>> START

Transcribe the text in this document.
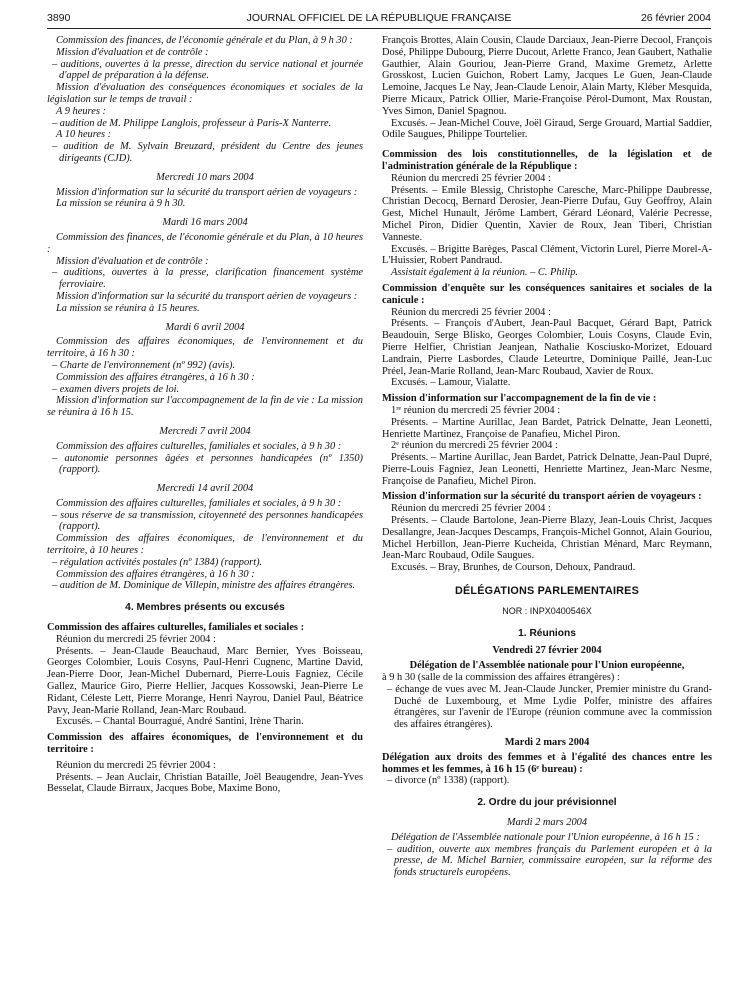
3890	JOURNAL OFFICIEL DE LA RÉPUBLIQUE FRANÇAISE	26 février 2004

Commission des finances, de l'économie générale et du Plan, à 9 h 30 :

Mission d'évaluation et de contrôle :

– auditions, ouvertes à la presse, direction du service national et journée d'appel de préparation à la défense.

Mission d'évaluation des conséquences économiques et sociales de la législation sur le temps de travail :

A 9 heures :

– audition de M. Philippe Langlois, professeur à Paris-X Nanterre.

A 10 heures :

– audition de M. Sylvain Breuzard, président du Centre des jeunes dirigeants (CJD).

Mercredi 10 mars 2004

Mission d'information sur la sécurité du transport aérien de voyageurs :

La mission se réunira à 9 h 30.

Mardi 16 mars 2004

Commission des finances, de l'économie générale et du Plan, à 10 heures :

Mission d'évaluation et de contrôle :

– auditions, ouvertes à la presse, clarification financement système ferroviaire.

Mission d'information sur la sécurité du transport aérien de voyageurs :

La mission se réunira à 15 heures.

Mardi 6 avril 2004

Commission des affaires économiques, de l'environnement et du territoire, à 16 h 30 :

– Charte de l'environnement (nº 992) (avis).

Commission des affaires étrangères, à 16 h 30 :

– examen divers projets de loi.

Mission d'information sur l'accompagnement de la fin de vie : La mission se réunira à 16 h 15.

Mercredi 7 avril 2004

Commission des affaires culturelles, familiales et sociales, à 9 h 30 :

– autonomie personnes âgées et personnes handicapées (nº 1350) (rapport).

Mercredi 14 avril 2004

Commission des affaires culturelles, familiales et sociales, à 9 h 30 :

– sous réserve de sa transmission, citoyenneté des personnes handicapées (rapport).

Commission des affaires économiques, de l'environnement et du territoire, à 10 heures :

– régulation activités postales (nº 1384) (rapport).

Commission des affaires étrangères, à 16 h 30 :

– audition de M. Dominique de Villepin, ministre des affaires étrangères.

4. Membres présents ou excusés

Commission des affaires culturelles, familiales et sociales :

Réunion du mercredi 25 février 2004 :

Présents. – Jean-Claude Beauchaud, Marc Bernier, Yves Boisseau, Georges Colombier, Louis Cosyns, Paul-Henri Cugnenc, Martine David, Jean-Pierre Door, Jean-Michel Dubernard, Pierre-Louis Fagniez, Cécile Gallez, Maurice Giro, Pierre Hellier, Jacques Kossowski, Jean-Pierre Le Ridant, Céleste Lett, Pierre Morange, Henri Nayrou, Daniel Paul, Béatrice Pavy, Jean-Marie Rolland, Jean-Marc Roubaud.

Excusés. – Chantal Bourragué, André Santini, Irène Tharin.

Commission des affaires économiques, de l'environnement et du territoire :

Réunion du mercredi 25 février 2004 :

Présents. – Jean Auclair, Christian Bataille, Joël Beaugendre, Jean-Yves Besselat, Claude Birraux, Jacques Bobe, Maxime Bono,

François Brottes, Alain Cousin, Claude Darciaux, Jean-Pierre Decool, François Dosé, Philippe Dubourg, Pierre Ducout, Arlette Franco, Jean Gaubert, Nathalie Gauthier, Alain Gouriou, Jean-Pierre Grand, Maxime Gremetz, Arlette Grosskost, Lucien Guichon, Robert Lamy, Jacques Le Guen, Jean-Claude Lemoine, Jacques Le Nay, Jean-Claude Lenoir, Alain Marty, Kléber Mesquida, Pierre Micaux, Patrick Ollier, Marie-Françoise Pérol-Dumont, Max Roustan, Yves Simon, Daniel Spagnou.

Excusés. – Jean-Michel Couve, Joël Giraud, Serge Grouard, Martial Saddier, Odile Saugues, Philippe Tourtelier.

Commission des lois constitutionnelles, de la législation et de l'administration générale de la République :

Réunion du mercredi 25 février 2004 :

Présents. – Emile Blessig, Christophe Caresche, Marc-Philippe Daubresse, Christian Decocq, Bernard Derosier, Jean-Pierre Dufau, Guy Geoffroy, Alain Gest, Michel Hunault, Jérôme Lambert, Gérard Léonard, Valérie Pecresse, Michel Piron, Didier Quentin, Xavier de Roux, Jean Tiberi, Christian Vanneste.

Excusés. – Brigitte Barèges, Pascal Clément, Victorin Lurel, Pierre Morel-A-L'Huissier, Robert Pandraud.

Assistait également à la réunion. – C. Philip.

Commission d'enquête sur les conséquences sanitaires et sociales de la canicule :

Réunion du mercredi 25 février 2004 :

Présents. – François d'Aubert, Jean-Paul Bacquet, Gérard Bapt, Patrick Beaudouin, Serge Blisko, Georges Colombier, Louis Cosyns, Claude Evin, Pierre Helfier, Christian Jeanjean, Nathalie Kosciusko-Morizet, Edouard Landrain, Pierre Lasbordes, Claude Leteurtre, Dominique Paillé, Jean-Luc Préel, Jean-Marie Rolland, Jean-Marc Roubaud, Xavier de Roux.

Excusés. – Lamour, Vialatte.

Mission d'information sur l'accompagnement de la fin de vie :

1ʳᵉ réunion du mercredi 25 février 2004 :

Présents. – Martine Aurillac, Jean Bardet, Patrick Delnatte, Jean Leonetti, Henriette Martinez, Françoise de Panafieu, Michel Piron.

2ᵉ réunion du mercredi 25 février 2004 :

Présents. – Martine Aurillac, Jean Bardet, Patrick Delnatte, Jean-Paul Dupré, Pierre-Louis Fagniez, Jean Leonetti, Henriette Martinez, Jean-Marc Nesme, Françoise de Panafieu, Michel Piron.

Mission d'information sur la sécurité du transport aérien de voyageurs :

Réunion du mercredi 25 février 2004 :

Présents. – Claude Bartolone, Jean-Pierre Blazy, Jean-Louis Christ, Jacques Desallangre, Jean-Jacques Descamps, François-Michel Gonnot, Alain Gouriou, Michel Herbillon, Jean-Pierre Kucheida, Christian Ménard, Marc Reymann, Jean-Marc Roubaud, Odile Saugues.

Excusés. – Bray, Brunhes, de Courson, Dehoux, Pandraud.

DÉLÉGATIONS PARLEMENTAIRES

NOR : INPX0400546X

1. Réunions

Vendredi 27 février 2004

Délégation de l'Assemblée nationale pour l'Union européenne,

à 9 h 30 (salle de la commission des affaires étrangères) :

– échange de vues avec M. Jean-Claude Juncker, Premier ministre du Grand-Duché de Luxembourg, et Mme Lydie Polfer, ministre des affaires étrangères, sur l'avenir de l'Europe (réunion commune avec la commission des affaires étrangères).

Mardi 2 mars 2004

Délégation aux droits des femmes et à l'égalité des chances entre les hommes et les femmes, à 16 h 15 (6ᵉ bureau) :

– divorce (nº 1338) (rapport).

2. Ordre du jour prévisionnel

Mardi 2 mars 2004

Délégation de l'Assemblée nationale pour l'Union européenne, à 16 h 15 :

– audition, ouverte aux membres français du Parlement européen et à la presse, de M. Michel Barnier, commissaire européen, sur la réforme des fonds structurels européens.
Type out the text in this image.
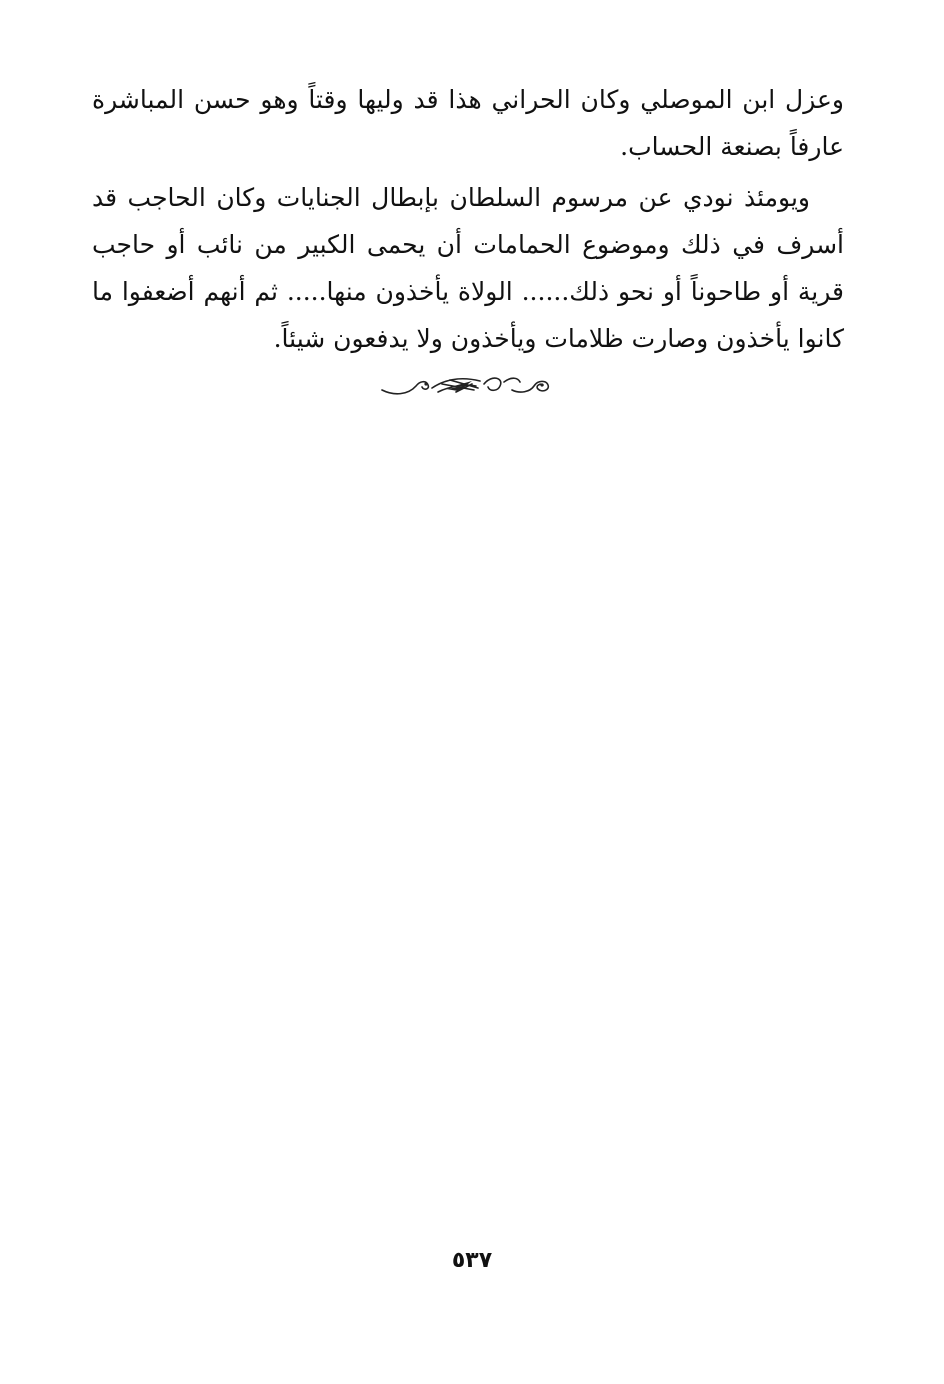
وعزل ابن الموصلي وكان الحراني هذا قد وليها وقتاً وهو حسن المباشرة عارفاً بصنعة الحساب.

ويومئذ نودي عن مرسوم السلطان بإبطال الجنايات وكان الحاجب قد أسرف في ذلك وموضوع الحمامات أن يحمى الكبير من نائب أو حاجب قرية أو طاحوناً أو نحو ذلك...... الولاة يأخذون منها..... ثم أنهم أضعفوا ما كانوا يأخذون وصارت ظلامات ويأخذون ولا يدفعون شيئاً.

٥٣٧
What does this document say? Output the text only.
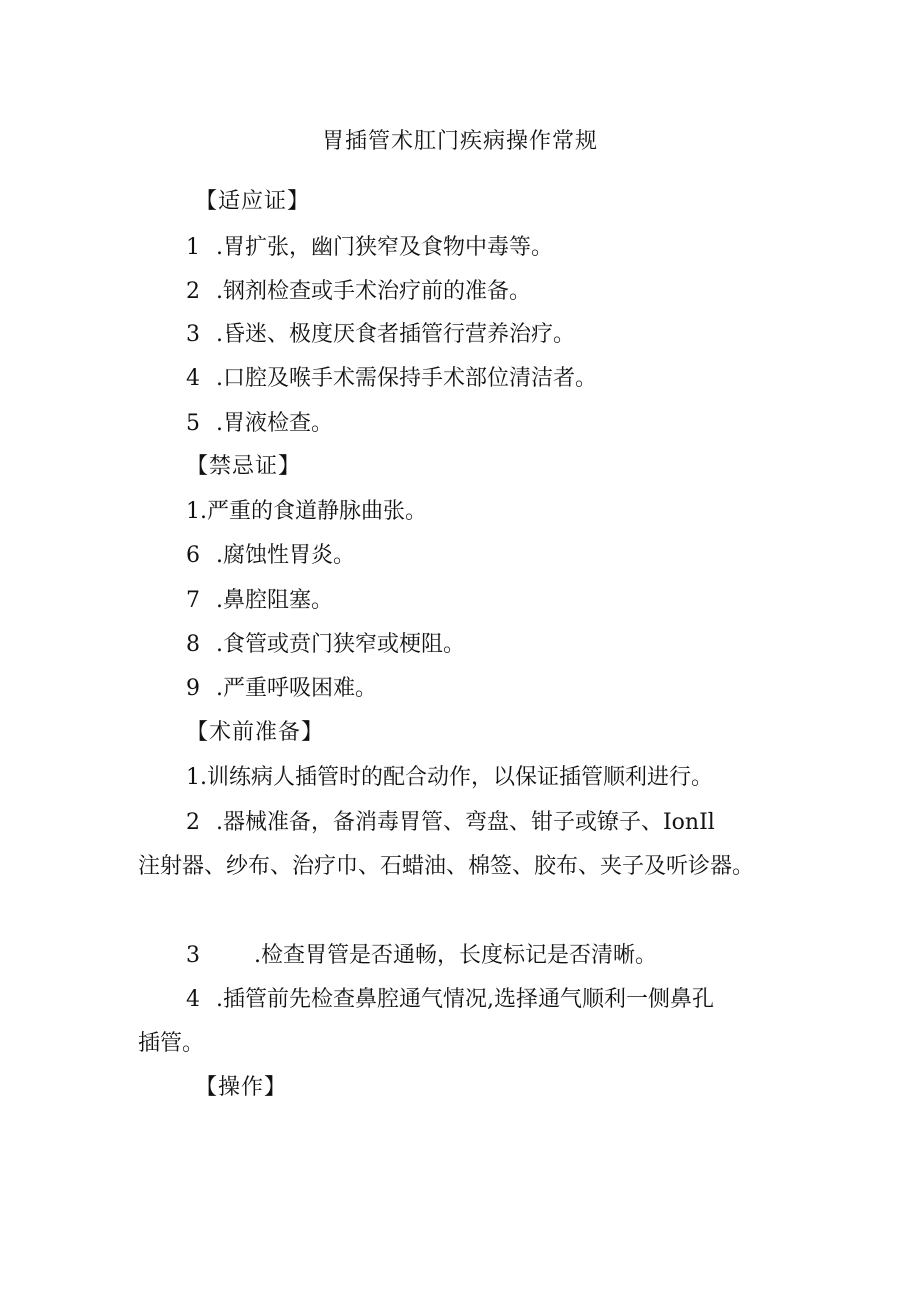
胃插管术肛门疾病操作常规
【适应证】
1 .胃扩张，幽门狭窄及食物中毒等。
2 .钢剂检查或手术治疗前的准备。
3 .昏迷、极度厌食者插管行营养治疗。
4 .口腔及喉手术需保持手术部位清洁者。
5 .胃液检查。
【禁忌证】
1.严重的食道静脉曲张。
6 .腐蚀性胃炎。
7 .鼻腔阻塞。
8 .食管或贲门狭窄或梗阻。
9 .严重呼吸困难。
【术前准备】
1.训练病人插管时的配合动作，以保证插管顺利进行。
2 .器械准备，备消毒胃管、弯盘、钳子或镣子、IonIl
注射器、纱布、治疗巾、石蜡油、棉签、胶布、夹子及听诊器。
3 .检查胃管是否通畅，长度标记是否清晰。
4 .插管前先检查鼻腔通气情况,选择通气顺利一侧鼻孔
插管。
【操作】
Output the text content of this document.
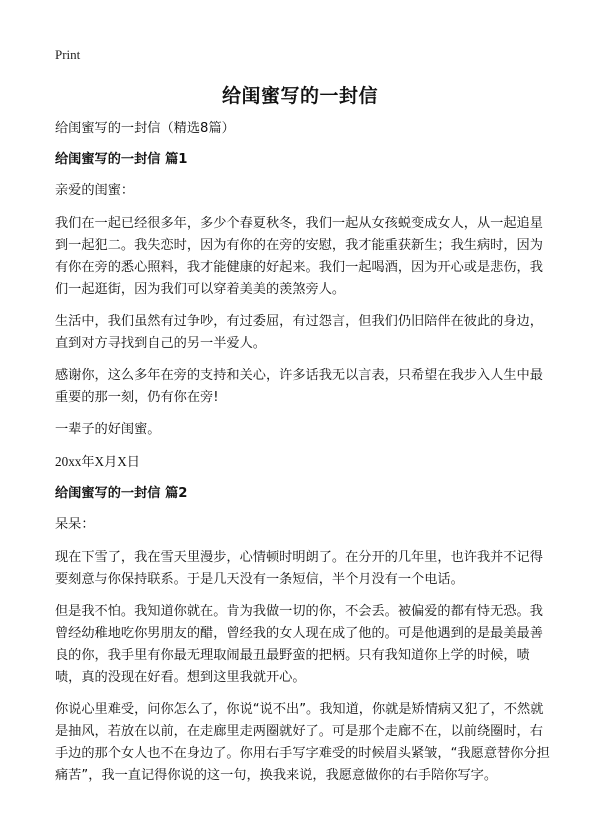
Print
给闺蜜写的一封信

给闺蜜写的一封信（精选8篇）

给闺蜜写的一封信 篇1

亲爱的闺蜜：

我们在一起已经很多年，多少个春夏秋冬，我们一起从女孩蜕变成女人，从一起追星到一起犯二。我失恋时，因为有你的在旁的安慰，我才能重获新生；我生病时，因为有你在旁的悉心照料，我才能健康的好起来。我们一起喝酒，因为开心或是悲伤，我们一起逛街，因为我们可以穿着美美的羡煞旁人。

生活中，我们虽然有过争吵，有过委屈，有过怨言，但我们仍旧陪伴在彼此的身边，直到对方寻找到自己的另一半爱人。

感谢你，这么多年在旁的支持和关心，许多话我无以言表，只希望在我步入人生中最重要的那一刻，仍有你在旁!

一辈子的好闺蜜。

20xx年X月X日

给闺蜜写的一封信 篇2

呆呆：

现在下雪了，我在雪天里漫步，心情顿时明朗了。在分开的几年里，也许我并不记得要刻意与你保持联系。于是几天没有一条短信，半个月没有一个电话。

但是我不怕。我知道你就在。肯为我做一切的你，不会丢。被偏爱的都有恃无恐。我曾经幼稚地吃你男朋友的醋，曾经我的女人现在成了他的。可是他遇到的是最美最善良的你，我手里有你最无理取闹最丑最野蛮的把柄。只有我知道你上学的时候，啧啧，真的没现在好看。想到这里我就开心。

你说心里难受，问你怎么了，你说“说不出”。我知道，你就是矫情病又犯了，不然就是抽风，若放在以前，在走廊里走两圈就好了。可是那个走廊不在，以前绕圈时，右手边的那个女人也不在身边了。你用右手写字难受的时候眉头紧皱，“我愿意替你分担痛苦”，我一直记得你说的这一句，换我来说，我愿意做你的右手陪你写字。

>> END

Job: Only the lines from the one containing "Type out the text in this image." through the last line of the entries above belong in the copy; reproduce them exactly and drop every picture.

Task response:
Type out the text in this image.
وعزل ابن الموصلي وكان الحراني هذا قد وليها وقتاً وهو حسن المباشرة عارفاً بصنعة الحساب.

ويومئذ نودي عن مرسوم السلطان بإبطال الجنايات وكان الحاجب قد أسرف في ذلك وموضوع الحمامات أن يحمى الكبير من نائب أو حاجب قرية أو طاحوناً أو نحو ذلك...... الولاة يأخذون منها..... ثم أنهم أضعفوا ما كانوا يأخذون وصارت ظلامات ويأخذون ولا يدفعون شيئاً.

٥٣٧
What does this document say? Output the text only.
胃插管术肛门疾病操作常规
【适应证】
1 .胃扩张，幽门狭窄及食物中毒等。
2 .钢剂检查或手术治疗前的准备。
3 .昏迷、极度厌食者插管行营养治疗。
4 .口腔及喉手术需保持手术部位清洁者。
5 .胃液检查。
【禁忌证】
1.严重的食道静脉曲张。
6 .腐蚀性胃炎。
7 .鼻腔阻塞。
8 .食管或贲门狭窄或梗阻。
9 .严重呼吸困难。
【术前准备】
1.训练病人插管时的配合动作，以保证插管顺利进行。
2 .器械准备，备消毒胃管、弯盘、钳子或镣子、IonIl
注射器、纱布、治疗巾、石蜡油、棉签、胶布、夹子及听诊器。
3 .检查胃管是否通畅，长度标记是否清晰。
4 .插管前先检查鼻腔通气情况,选择通气顺利一侧鼻孔
插管。
【操作】
Output the text content of this document.
Print
给闺蜜写的一封信

给闺蜜写的一封信（精选8篇）

给闺蜜写的一封信 篇1

亲爱的闺蜜：

我们在一起已经很多年，多少个春夏秋冬，我们一起从女孩蜕变成女人，从一起追星到一起犯二。我失恋时，因为有你的在旁的安慰，我才能重获新生；我生病时，因为有你在旁的悉心照料，我才能健康的好起来。我们一起喝酒，因为开心或是悲伤，我们一起逛街，因为我们可以穿着美美的羡煞旁人。

生活中，我们虽然有过争吵，有过委屈，有过怨言，但我们仍旧陪伴在彼此的身边，直到对方寻找到自己的另一半爱人。

感谢你，这么多年在旁的支持和关心，许多话我无以言表，只希望在我步入人生中最重要的那一刻，仍有你在旁!

一辈子的好闺蜜。

20xx年X月X日

给闺蜜写的一封信 篇2

呆呆：

现在下雪了，我在雪天里漫步，心情顿时明朗了。在分开的几年里，也许我并不记得要刻意与你保持联系。于是几天没有一条短信，半个月没有一个电话。

但是我不怕。我知道你就在。肯为我做一切的你，不会丢。被偏爱的都有恃无恐。我曾经幼稚地吃你男朋友的醋，曾经我的女人现在成了他的。可是他遇到的是最美最善良的你，我手里有你最无理取闹最丑最野蛮的把柄。只有我知道你上学的时候，啧啧，真的没现在好看。想到这里我就开心。

你说心里难受，问你怎么了，你说“说不出”。我知道，你就是矫情病又犯了，不然就是抽风，若放在以前，在走廊里走两圈就好了。可是那个走廊不在，以前绕圈时，右手边的那个女人也不在身边了。你用右手写字难受的时候眉头紧皱，“我愿意替你分担痛苦”，我一直记得你说的这一句，换我来说，我愿意做你的右手陪你写字。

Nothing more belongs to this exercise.